Data entries:
+++

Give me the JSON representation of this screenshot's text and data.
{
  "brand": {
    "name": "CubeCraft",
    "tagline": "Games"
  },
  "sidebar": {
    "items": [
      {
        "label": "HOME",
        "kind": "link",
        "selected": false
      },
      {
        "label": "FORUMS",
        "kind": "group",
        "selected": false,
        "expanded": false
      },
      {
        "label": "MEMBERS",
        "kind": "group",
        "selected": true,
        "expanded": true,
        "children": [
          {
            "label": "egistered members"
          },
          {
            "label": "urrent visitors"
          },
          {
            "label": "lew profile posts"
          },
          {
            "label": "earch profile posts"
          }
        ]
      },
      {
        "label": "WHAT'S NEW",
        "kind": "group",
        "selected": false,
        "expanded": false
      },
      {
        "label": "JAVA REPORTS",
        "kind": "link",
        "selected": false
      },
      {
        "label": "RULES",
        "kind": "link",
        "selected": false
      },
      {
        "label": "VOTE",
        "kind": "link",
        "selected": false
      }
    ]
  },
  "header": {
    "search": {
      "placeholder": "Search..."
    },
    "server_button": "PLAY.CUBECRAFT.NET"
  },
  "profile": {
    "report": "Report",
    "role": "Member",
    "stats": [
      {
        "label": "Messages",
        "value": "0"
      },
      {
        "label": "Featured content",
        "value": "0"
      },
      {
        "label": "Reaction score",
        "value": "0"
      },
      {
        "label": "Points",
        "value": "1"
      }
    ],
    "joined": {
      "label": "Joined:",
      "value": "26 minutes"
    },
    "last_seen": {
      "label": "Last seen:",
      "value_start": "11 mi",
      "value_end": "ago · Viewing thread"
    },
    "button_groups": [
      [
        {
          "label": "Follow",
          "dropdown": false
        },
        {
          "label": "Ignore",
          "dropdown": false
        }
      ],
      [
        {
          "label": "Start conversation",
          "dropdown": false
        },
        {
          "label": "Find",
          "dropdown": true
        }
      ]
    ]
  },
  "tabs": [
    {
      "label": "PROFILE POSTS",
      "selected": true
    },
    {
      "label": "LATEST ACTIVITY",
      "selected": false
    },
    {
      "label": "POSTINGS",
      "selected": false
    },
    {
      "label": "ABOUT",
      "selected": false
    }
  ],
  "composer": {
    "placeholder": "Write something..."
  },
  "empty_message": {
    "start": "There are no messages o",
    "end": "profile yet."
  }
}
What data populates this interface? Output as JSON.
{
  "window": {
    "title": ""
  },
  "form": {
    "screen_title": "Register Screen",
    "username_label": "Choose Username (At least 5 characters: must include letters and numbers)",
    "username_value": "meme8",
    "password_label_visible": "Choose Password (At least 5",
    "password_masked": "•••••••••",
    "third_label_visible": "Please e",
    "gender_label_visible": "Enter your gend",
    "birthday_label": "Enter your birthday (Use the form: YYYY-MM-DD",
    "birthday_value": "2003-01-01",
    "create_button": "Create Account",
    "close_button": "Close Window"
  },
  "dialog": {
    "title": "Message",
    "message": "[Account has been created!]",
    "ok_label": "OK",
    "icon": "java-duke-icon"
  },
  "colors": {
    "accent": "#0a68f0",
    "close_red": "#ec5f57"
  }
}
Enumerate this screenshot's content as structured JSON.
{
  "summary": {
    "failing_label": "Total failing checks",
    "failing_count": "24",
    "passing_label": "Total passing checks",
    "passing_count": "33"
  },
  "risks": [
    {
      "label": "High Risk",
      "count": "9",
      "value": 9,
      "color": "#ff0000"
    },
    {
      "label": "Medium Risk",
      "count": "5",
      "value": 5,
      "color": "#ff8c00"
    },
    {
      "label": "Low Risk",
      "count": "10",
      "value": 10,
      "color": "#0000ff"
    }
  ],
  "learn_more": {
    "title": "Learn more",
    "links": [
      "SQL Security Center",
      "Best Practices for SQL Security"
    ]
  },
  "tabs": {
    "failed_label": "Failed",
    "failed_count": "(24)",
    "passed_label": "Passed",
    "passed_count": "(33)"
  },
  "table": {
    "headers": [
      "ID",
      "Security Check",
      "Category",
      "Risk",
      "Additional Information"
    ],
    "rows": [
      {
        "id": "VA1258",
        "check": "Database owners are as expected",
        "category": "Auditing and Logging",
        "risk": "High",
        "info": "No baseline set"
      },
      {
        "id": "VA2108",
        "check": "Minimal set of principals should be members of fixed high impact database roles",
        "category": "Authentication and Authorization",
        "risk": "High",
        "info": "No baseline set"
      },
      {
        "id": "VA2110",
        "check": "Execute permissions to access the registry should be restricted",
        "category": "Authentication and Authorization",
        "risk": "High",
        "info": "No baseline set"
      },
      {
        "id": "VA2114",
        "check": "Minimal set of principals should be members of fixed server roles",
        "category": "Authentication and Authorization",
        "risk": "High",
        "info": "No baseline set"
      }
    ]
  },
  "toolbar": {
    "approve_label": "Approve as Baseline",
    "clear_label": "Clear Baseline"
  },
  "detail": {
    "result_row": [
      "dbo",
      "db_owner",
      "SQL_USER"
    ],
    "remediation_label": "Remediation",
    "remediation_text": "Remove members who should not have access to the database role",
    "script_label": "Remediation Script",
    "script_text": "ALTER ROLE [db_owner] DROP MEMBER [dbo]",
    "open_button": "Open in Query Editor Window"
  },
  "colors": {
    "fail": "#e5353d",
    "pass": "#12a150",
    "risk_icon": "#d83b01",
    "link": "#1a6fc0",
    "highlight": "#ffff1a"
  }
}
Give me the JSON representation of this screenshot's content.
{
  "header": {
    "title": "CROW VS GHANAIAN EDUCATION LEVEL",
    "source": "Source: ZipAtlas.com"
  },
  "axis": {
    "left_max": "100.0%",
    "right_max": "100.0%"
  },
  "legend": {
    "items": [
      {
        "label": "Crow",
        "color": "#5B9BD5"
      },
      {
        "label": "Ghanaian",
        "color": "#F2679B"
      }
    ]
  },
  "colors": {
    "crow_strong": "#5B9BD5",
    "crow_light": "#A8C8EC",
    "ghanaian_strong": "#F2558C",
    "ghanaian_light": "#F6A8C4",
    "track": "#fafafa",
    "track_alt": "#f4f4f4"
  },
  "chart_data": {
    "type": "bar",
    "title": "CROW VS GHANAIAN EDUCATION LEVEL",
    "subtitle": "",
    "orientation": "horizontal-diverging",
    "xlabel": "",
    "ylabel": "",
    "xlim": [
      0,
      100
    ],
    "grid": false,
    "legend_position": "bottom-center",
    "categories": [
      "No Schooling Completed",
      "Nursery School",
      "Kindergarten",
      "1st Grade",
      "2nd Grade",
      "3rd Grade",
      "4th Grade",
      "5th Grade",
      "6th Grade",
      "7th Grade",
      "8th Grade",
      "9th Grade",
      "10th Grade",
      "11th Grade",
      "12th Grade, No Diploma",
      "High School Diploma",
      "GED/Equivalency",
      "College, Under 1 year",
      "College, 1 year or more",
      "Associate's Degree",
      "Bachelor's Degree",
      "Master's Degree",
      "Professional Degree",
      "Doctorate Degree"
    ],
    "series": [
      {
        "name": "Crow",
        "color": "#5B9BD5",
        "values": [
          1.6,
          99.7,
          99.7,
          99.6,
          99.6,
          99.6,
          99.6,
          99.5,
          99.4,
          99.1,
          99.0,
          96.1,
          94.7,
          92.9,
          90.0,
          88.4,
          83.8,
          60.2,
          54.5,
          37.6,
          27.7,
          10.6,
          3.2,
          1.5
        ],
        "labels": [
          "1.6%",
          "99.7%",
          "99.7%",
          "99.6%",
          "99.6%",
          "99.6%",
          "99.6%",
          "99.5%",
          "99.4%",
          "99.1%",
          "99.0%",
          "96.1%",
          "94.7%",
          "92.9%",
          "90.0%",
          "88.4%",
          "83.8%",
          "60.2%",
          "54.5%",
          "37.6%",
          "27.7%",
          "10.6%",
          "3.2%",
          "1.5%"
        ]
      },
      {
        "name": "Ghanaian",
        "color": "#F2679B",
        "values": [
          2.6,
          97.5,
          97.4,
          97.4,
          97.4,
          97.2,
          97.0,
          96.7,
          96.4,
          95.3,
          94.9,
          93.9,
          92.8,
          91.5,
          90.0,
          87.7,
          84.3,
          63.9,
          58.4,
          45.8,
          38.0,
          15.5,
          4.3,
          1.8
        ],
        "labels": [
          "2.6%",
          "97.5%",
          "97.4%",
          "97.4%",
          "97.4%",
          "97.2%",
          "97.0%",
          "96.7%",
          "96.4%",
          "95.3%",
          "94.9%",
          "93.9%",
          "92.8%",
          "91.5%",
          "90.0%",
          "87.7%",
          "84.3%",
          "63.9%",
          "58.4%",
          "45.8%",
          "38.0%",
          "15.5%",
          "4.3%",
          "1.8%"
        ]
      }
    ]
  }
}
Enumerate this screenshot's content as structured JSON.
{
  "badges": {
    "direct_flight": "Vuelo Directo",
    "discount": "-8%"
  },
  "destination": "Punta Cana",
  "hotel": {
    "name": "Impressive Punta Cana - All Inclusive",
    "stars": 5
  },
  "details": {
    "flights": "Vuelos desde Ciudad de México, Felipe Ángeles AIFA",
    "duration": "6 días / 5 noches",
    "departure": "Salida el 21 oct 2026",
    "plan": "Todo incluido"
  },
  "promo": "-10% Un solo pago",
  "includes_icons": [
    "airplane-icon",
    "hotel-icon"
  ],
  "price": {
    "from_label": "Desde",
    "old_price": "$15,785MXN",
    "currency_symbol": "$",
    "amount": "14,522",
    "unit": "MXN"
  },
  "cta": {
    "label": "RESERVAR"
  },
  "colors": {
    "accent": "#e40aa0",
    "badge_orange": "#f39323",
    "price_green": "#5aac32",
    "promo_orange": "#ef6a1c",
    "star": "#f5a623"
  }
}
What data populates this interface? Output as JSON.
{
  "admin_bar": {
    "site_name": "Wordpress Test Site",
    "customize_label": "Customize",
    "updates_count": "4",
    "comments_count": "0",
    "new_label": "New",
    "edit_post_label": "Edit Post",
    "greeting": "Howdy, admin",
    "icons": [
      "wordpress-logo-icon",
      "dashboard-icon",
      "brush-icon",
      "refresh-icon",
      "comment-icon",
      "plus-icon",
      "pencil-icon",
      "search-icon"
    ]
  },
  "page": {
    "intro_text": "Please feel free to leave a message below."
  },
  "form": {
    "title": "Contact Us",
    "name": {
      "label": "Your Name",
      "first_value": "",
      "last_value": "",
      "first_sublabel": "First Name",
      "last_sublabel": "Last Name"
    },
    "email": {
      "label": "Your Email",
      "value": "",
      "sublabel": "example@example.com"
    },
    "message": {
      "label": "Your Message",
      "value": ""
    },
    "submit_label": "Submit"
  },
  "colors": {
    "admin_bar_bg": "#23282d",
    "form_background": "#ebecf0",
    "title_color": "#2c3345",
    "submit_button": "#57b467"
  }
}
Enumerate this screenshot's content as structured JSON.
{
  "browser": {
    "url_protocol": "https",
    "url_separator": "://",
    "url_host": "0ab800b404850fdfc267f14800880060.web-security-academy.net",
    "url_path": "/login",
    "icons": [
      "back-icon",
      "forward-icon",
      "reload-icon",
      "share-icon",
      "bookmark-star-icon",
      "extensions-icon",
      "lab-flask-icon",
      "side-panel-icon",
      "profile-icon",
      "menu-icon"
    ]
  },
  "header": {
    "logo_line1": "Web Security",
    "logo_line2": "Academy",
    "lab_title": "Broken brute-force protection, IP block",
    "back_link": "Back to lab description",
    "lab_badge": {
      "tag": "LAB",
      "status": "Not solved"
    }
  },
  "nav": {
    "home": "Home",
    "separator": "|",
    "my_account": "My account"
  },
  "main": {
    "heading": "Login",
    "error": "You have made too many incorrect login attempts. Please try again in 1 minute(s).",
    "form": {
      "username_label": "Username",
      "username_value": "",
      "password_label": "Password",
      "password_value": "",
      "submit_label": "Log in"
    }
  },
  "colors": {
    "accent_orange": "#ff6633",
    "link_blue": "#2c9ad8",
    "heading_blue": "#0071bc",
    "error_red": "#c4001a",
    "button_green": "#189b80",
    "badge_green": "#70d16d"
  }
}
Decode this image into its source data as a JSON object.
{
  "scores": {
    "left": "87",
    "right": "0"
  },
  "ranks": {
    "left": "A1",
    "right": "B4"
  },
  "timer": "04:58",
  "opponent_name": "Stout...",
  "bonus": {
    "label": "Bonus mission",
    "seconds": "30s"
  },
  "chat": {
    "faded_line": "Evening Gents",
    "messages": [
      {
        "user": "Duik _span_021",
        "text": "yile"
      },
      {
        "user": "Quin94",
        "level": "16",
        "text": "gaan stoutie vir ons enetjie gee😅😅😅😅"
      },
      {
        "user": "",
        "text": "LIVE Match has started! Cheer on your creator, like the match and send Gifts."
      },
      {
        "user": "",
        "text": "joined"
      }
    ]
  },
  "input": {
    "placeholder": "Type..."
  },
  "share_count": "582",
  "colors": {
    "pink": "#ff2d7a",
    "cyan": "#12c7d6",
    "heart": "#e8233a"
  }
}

+++

▶ PROBLEM REQUIREMENTS
Locate all lines that include the word "Please" and copy them out.

▶ FINAL RESULT
    "third_label_visible": "Please e",
    "intro_text": "Please feel free to leave a message below."
    "error": "You have made too many incorrect login attempts. Please try again in 1 minute(s).",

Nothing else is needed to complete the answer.